* Записи *
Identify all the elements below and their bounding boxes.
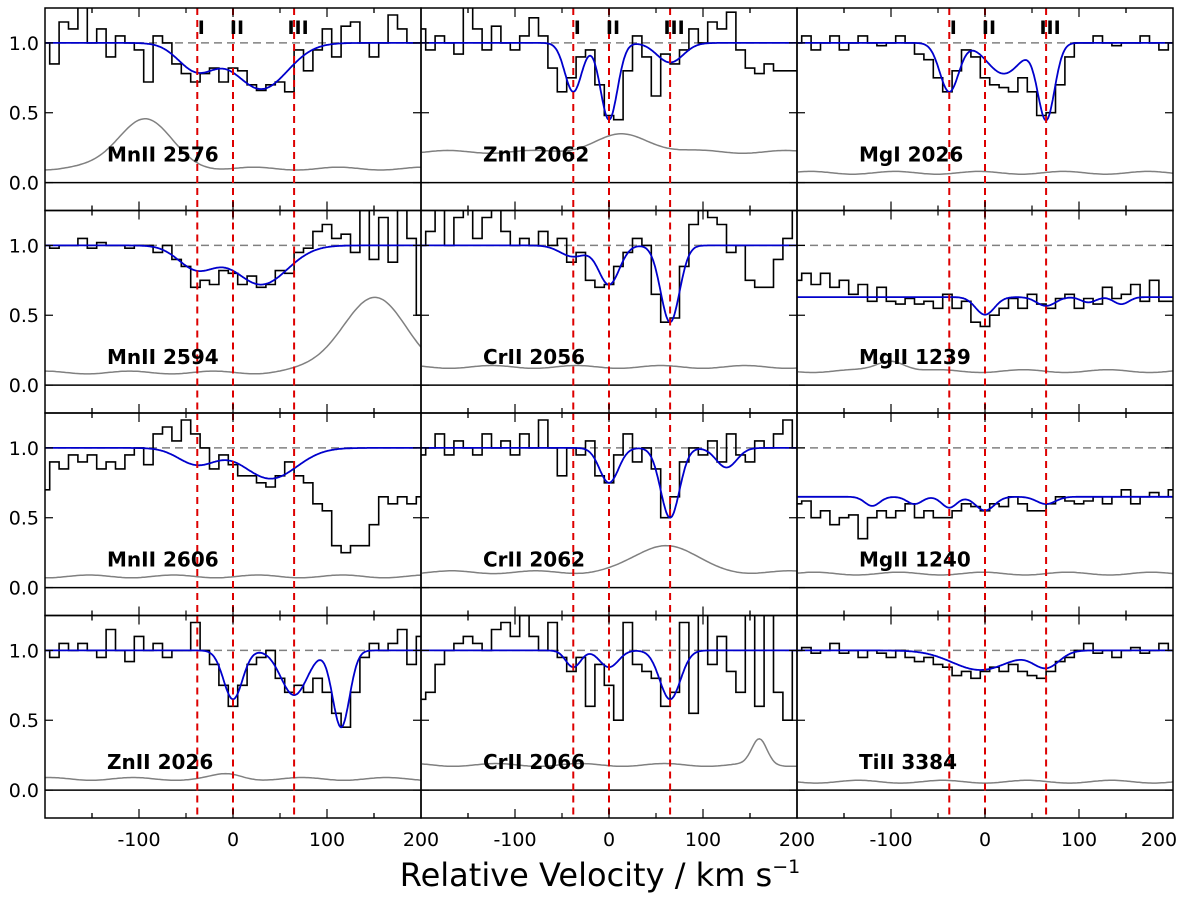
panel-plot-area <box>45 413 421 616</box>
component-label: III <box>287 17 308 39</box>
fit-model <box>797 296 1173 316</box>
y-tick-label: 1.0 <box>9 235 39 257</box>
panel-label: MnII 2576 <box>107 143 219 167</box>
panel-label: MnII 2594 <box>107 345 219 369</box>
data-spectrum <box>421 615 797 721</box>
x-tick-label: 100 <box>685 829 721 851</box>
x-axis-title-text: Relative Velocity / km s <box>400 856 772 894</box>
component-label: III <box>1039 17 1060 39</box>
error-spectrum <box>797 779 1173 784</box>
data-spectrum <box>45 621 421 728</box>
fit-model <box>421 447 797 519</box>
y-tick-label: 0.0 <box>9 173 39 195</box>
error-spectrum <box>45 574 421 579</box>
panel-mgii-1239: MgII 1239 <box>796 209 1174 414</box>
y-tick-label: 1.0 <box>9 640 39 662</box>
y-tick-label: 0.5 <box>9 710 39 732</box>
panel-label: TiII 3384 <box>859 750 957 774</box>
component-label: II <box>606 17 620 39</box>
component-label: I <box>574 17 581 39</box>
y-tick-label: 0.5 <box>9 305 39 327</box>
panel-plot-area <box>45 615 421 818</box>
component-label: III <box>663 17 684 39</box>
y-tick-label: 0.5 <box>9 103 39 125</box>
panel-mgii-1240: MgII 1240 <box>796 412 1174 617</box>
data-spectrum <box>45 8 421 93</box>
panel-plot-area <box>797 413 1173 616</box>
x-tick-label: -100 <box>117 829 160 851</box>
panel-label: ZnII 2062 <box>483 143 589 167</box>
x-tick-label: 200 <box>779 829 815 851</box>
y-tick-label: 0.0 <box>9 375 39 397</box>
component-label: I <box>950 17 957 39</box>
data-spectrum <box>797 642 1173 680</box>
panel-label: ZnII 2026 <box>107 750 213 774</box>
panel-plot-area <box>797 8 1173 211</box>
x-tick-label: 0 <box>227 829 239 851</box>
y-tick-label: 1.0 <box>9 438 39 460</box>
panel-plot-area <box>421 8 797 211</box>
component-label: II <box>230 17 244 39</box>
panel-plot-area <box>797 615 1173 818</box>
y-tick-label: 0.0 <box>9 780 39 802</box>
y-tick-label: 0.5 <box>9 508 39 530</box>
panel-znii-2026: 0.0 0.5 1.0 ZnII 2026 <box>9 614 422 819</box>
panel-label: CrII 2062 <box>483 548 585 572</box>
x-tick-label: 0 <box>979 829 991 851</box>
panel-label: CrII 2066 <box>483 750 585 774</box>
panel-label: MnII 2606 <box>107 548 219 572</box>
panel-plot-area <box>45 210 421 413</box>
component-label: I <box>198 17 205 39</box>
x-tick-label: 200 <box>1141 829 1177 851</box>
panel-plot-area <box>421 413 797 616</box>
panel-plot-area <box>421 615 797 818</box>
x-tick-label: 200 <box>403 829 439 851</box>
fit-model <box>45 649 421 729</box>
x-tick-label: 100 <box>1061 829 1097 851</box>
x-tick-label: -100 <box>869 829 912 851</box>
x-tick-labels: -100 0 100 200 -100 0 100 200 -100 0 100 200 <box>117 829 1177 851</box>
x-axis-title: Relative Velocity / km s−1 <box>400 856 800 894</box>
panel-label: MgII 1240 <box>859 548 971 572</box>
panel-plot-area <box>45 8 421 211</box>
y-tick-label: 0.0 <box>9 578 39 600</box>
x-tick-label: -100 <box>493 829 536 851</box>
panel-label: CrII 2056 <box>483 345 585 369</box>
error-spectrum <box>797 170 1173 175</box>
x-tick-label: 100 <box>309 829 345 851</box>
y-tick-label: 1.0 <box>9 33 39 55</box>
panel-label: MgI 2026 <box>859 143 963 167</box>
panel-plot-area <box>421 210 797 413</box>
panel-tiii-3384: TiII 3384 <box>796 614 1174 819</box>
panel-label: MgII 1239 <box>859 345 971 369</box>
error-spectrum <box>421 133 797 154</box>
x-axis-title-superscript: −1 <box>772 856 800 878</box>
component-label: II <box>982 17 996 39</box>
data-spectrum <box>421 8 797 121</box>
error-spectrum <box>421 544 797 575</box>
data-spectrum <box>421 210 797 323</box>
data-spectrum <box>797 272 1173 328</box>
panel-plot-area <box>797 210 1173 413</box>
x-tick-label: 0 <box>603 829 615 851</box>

* Что нужно сделать *
Перепишите слово в слово строки из записей выше: начните со строки, где есть «panel-plot-area <box>45 413 421 616</box>», и закончите строкой, где есть «panel-label: MnII 2594». Обе эти строки тоже включите.

* Итоговый ответ *
panel-plot-area <box>45 413 421 616</box>
component-label: III <box>287 17 308 39</box>
fit-model <box>797 296 1173 316</box>
y-tick-label: 1.0 <box>9 235 39 257</box>
panel-label: MnII 2576 <box>107 143 219 167</box>
panel-label: MnII 2594 <box>107 345 219 369</box>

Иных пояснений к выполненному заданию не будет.